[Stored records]
--------------------

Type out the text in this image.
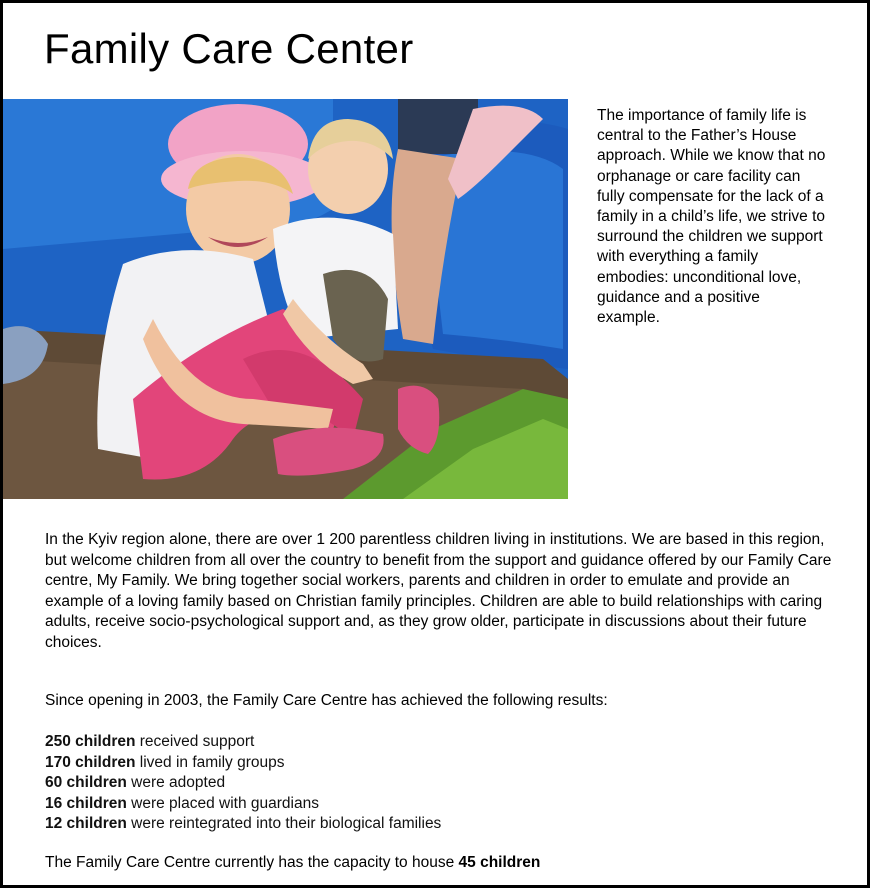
Family Care Center
The importance of family life is central to the Father’s House approach. While we know that no orphanage or care facility can fully compensate for the lack of a family in a child’s life, we strive to surround the children we support with everything a family embodies: unconditional love, guidance and a positive example.

In the Kyiv region alone, there are over 1 200 parentless children living in institutions. We are based in this region, but welcome children from all over the country to benefit from the support and guidance offered by our Family Care centre, My Family. We bring together social workers, parents and children in order to emulate and provide an example of a loving family based on Christian family principles. Children are able to build relationships with caring adults, receive socio-psychological support and, as they grow older, participate in discussions about their future choices.

Since opening in 2003, the Family Care Centre has achieved the following results:

250 children received support
170 children lived in family groups
60 children were adopted
16 children were placed with guardians
12 children were reintegrated into their biological families

The Family Care Centre currently has the capacity to house 45 children
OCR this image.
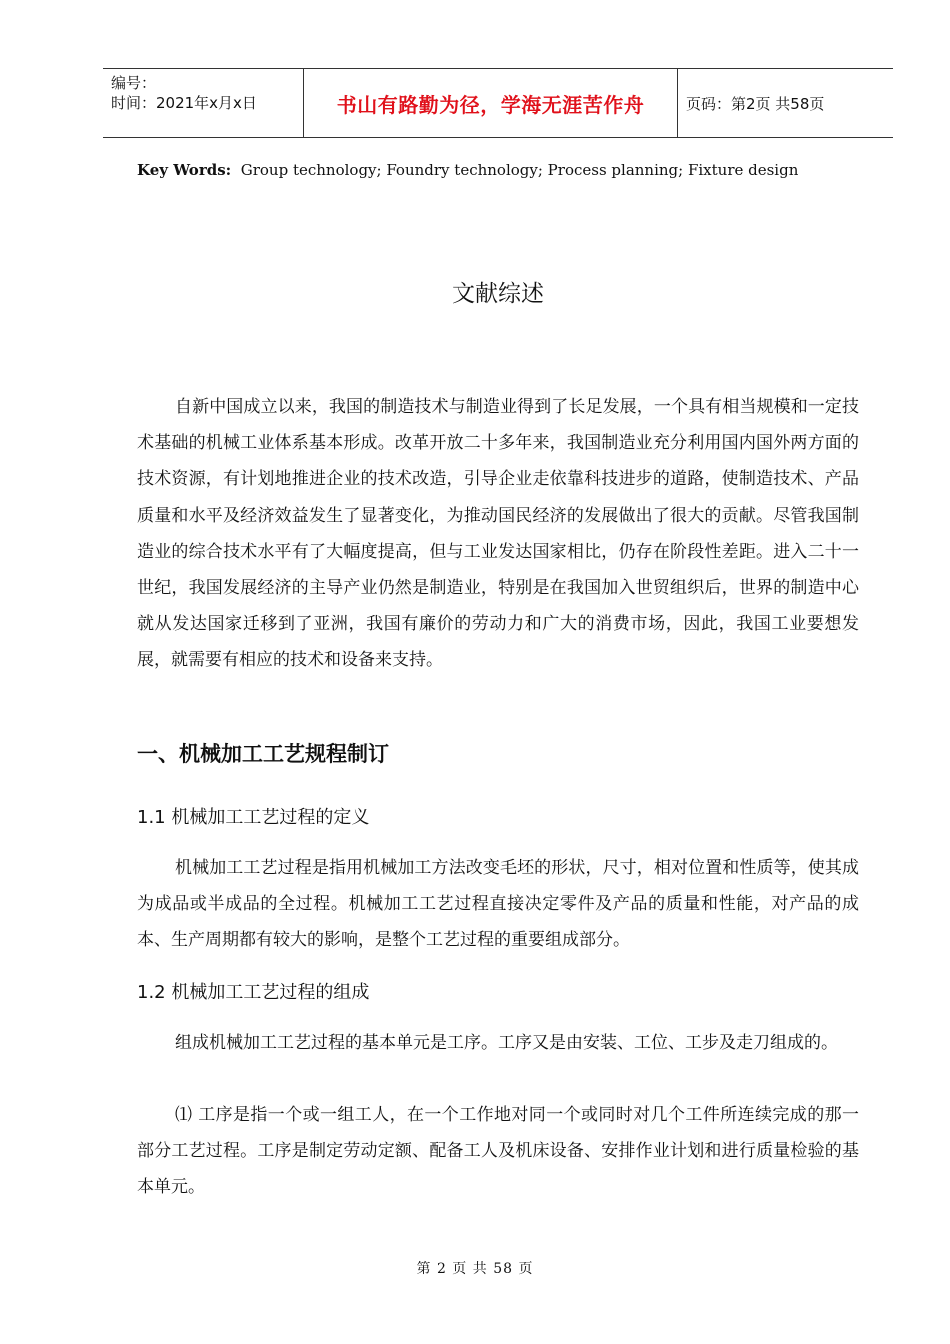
编号：
时间：2021年x月x日	书山有路勤为径，学海无涯苦作舟	页码：第2页 共58页
Key Words: Group technology; Foundry technology; Process planning; Fixture design
文献综述

自新中国成立以来，我国的制造技术与制造业得到了长足发展，一个具有相当规模和一定技术基础的机械工业体系基本形成。改革开放二十多年来，我国制造业充分利用国内国外两方面的技术资源，有计划地推进企业的技术改造，引导企业走依靠科技进步的道路，使制造技术、产品质量和水平及经济效益发生了显著变化，为推动国民经济的发展做出了很大的贡献。尽管我国制造业的综合技术水平有了大幅度提高，但与工业发达国家相比，仍存在阶段性差距。进入二十一世纪，我国发展经济的主导产业仍然是制造业，特别是在我国加入世贸组织后，世界的制造中心就从发达国家迁移到了亚洲，我国有廉价的劳动力和广大的消费市场，因此，我国工业要想发展，就需要有相应的技术和设备来支持。

一、机械加工工艺规程制订
1.1 机械加工工艺过程的定义

机械加工工艺过程是指用机械加工方法改变毛坯的形状，尺寸，相对位置和性质等，使其成为成品或半成品的全过程。机械加工工艺过程直接决定零件及产品的质量和性能，对产品的成本、生产周期都有较大的影响，是整个工艺过程的重要组成部分。

1.2 机械加工工艺过程的组成

组成机械加工工艺过程的基本单元是工序。工序又是由安装、工位、工步及走刀组成的。

⑴ 工序是指一个或一组工人，在一个工作地对同一个或同时对几个工件所连续完成的那一部分工艺过程。工序是制定劳动定额、配备工人及机床设备、安排作业计划和进行质量检验的基本单元。

第 2 页 共 58 页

--------------------

● **WRITTEN PROBLEM**
What is the number of lines in the listing that include the word "image"? Give that number and nothing else.

● **TASK RESPONSE**
2